● **Records contained in a dataset**
►

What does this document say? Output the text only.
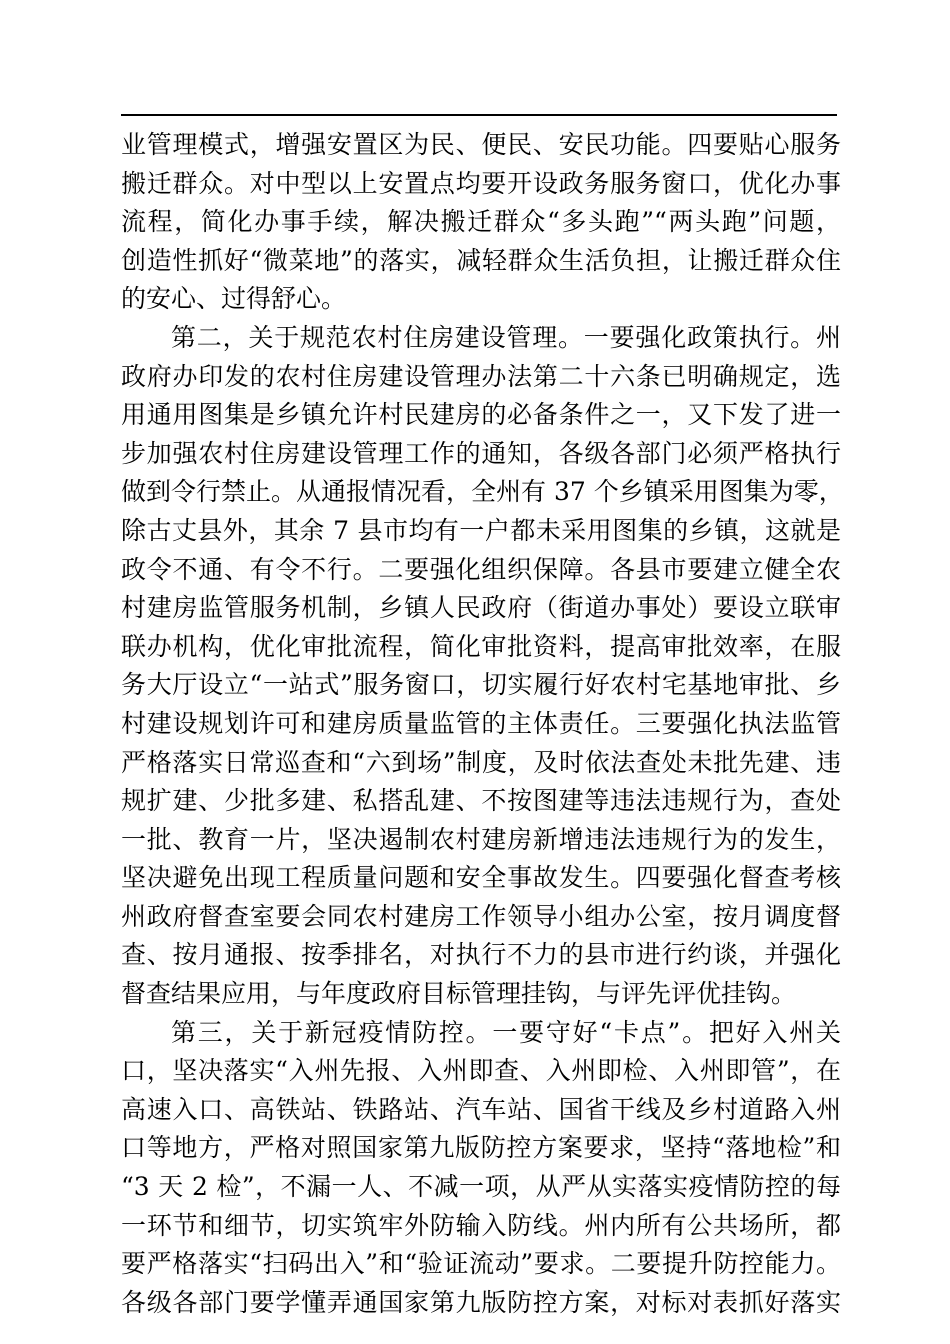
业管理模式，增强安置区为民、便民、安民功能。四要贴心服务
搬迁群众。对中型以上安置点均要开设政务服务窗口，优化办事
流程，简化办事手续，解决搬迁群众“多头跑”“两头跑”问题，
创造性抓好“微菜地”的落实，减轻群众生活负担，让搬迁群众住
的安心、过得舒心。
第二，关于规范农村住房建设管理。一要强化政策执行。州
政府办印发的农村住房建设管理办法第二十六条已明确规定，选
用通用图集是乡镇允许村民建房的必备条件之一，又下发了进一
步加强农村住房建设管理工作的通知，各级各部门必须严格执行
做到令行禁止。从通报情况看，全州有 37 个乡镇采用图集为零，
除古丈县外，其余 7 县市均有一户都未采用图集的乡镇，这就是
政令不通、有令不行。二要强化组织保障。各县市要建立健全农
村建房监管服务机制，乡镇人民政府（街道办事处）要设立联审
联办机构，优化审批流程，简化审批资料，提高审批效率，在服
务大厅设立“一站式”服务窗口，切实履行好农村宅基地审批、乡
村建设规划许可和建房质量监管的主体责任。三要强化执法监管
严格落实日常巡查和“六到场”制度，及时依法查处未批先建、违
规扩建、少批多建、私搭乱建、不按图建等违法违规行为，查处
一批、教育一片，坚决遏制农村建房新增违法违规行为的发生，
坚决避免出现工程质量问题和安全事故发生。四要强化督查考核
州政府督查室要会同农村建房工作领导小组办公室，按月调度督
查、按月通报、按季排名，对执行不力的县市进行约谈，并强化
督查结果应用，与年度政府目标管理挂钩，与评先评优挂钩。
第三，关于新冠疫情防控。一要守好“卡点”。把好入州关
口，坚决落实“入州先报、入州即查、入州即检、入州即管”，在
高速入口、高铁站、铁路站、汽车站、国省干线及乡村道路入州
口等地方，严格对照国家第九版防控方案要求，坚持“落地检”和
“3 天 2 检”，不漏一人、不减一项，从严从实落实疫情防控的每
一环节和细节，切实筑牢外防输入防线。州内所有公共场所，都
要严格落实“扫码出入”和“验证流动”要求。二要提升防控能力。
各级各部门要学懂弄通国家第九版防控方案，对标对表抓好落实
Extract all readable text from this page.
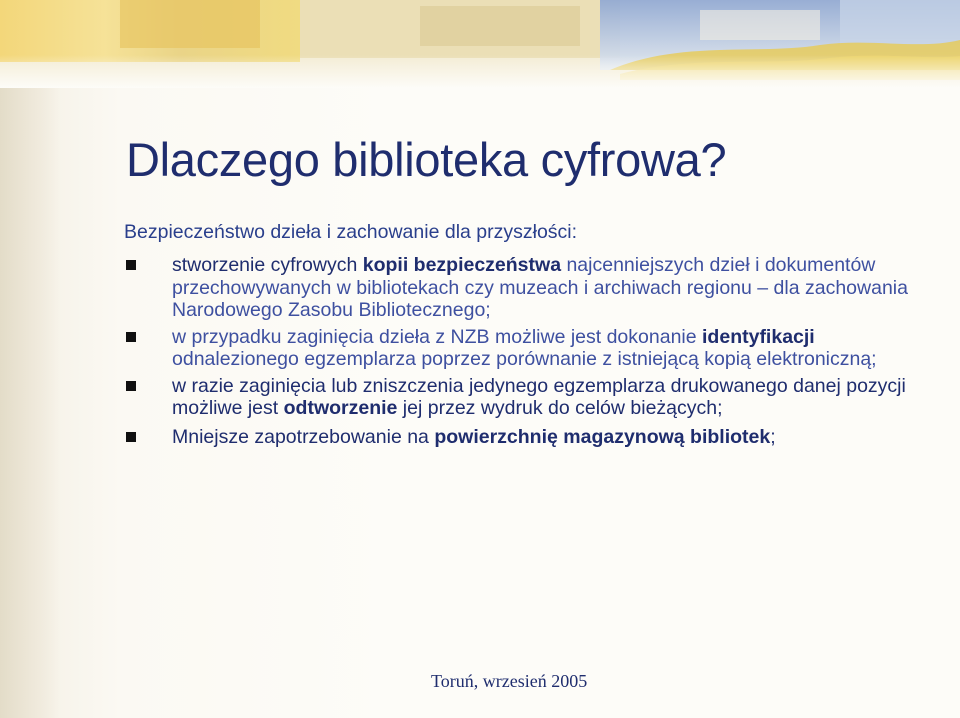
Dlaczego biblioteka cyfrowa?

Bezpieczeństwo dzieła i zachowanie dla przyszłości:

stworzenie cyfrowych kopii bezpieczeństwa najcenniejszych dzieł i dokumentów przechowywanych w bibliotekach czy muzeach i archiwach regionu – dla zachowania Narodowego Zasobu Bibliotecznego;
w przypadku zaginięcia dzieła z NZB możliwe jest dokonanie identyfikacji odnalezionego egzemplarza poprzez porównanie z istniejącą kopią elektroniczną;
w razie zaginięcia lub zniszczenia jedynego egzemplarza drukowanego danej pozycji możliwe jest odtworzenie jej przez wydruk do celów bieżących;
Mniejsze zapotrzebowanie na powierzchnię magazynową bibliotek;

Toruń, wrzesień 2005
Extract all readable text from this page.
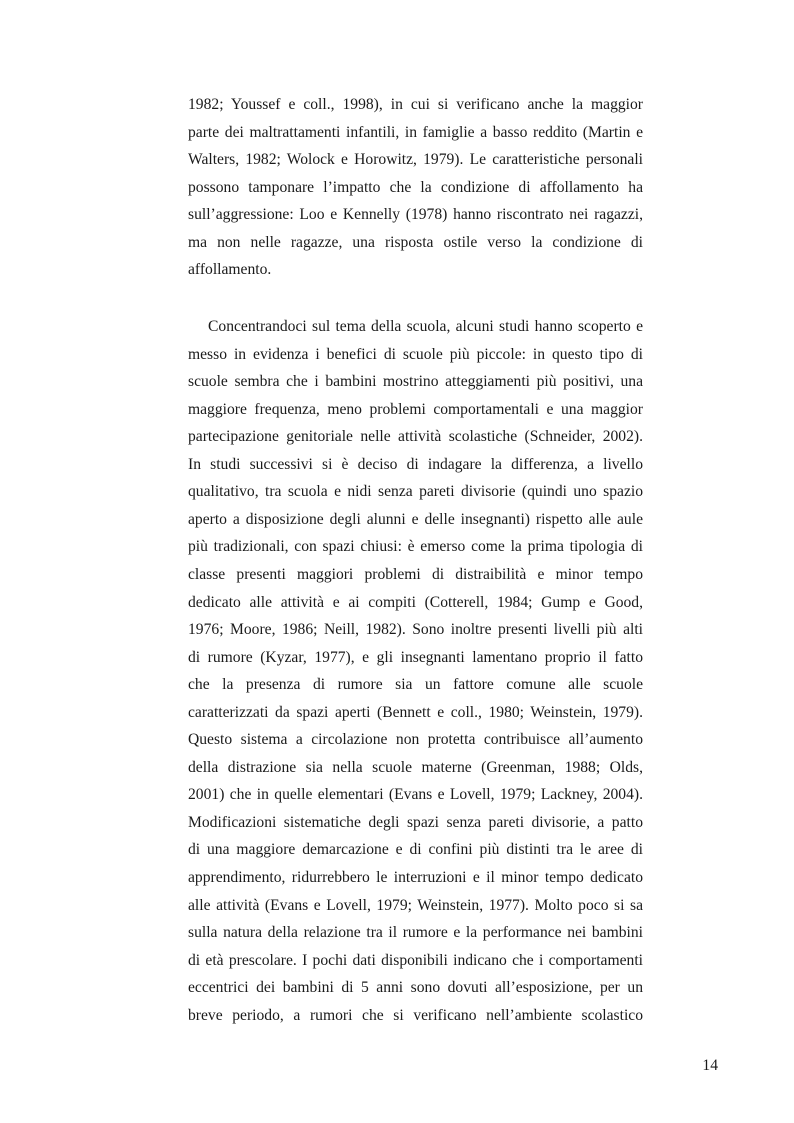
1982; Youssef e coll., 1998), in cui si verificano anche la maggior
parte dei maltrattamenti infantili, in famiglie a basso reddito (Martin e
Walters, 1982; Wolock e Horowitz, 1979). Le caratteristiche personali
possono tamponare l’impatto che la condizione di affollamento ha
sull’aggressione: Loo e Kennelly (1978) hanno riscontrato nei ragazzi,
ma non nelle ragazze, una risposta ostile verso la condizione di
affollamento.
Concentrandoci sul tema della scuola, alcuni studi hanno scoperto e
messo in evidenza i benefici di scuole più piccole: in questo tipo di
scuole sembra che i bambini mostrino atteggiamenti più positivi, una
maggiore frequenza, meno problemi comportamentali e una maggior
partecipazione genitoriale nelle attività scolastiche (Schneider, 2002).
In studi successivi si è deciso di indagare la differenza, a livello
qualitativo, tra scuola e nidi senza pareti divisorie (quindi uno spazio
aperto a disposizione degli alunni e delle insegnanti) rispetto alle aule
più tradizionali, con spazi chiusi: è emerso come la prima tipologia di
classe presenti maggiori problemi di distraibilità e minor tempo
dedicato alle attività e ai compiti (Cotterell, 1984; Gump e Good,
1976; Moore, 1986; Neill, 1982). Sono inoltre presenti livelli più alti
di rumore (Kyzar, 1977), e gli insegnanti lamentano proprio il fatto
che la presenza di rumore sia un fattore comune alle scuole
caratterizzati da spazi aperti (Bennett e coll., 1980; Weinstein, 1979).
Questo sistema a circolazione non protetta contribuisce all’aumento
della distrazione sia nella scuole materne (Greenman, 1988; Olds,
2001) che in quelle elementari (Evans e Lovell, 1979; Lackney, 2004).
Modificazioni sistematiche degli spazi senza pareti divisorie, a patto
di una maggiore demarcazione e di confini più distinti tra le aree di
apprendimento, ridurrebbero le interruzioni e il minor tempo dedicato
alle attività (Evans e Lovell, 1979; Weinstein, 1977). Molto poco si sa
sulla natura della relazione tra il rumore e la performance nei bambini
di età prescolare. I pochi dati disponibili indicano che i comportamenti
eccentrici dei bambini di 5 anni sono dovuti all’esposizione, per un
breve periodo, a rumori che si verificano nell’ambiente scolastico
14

◄

● **Goal**
All the lines above are to be reproduced exactly, except the pictures.

● **Output below**
What does this document say? Output the text only.
业管理模式，增强安置区为民、便民、安民功能。四要贴心服务
搬迁群众。对中型以上安置点均要开设政务服务窗口，优化办事
流程，简化办事手续，解决搬迁群众“多头跑”“两头跑”问题，
创造性抓好“微菜地”的落实，减轻群众生活负担，让搬迁群众住
的安心、过得舒心。
第二，关于规范农村住房建设管理。一要强化政策执行。州
政府办印发的农村住房建设管理办法第二十六条已明确规定，选
用通用图集是乡镇允许村民建房的必备条件之一，又下发了进一
步加强农村住房建设管理工作的通知，各级各部门必须严格执行
做到令行禁止。从通报情况看，全州有 37 个乡镇采用图集为零，
除古丈县外，其余 7 县市均有一户都未采用图集的乡镇，这就是
政令不通、有令不行。二要强化组织保障。各县市要建立健全农
村建房监管服务机制，乡镇人民政府（街道办事处）要设立联审
联办机构，优化审批流程，简化审批资料，提高审批效率，在服
务大厅设立“一站式”服务窗口，切实履行好农村宅基地审批、乡
村建设规划许可和建房质量监管的主体责任。三要强化执法监管
严格落实日常巡查和“六到场”制度，及时依法查处未批先建、违
规扩建、少批多建、私搭乱建、不按图建等违法违规行为，查处
一批、教育一片，坚决遏制农村建房新增违法违规行为的发生，
坚决避免出现工程质量问题和安全事故发生。四要强化督查考核
州政府督查室要会同农村建房工作领导小组办公室，按月调度督
查、按月通报、按季排名，对执行不力的县市进行约谈，并强化
督查结果应用，与年度政府目标管理挂钩，与评先评优挂钩。
第三，关于新冠疫情防控。一要守好“卡点”。把好入州关
口，坚决落实“入州先报、入州即查、入州即检、入州即管”，在
高速入口、高铁站、铁路站、汽车站、国省干线及乡村道路入州
口等地方，严格对照国家第九版防控方案要求，坚持“落地检”和
“3 天 2 检”，不漏一人、不减一项，从严从实落实疫情防控的每
一环节和细节，切实筑牢外防输入防线。州内所有公共场所，都
要严格落实“扫码出入”和“验证流动”要求。二要提升防控能力。
各级各部门要学懂弄通国家第九版防控方案，对标对表抓好落实
Extract all readable text from this page.
Dlaczego biblioteka cyfrowa?

Bezpieczeństwo dzieła i zachowanie dla przyszłości:

stworzenie cyfrowych kopii bezpieczeństwa najcenniejszych dzieł i dokumentów przechowywanych w bibliotekach czy muzeach i archiwach regionu – dla zachowania Narodowego Zasobu Bibliotecznego;
w przypadku zaginięcia dzieła z NZB możliwe jest dokonanie identyfikacji odnalezionego egzemplarza poprzez porównanie z istniejącą kopią elektroniczną;
w razie zaginięcia lub zniszczenia jedynego egzemplarza drukowanego danej pozycji możliwe jest odtworzenie jej przez wydruk do celów bieżących;
Mniejsze zapotrzebowanie na powierzchnię magazynową bibliotek;

Toruń, wrzesień 2005
Extract all readable text from this page.
1982; Youssef e coll., 1998), in cui si verificano anche la maggior
parte dei maltrattamenti infantili, in famiglie a basso reddito (Martin e
Walters, 1982; Wolock e Horowitz, 1979). Le caratteristiche personali
possono tamponare l’impatto che la condizione di affollamento ha
sull’aggressione: Loo e Kennelly (1978) hanno riscontrato nei ragazzi,
ma non nelle ragazze, una risposta ostile verso la condizione di
affollamento.
Concentrandoci sul tema della scuola, alcuni studi hanno scoperto e
messo in evidenza i benefici di scuole più piccole: in questo tipo di
scuole sembra che i bambini mostrino atteggiamenti più positivi, una
maggiore frequenza, meno problemi comportamentali e una maggior
partecipazione genitoriale nelle attività scolastiche (Schneider, 2002).
In studi successivi si è deciso di indagare la differenza, a livello
qualitativo, tra scuola e nidi senza pareti divisorie (quindi uno spazio
aperto a disposizione degli alunni e delle insegnanti) rispetto alle aule
più tradizionali, con spazi chiusi: è emerso come la prima tipologia di
classe presenti maggiori problemi di distraibilità e minor tempo
dedicato alle attività e ai compiti (Cotterell, 1984; Gump e Good,
1976; Moore, 1986; Neill, 1982). Sono inoltre presenti livelli più alti
di rumore (Kyzar, 1977), e gli insegnanti lamentano proprio il fatto
che la presenza di rumore sia un fattore comune alle scuole
caratterizzati da spazi aperti (Bennett e coll., 1980; Weinstein, 1979).
Questo sistema a circolazione non protetta contribuisce all’aumento
della distrazione sia nella scuole materne (Greenman, 1988; Olds,
2001) che in quelle elementari (Evans e Lovell, 1979; Lackney, 2004).
Modificazioni sistematiche degli spazi senza pareti divisorie, a patto
di una maggiore demarcazione e di confini più distinti tra le aree di
apprendimento, ridurrebbero le interruzioni e il minor tempo dedicato
alle attività (Evans e Lovell, 1979; Weinstein, 1977). Molto poco si sa
sulla natura della relazione tra il rumore e la performance nei bambini
di età prescolare. I pochi dati disponibili indicano che i comportamenti
eccentrici dei bambini di 5 anni sono dovuti all’esposizione, per un
breve periodo, a rumori che si verificano nell’ambiente scolastico
14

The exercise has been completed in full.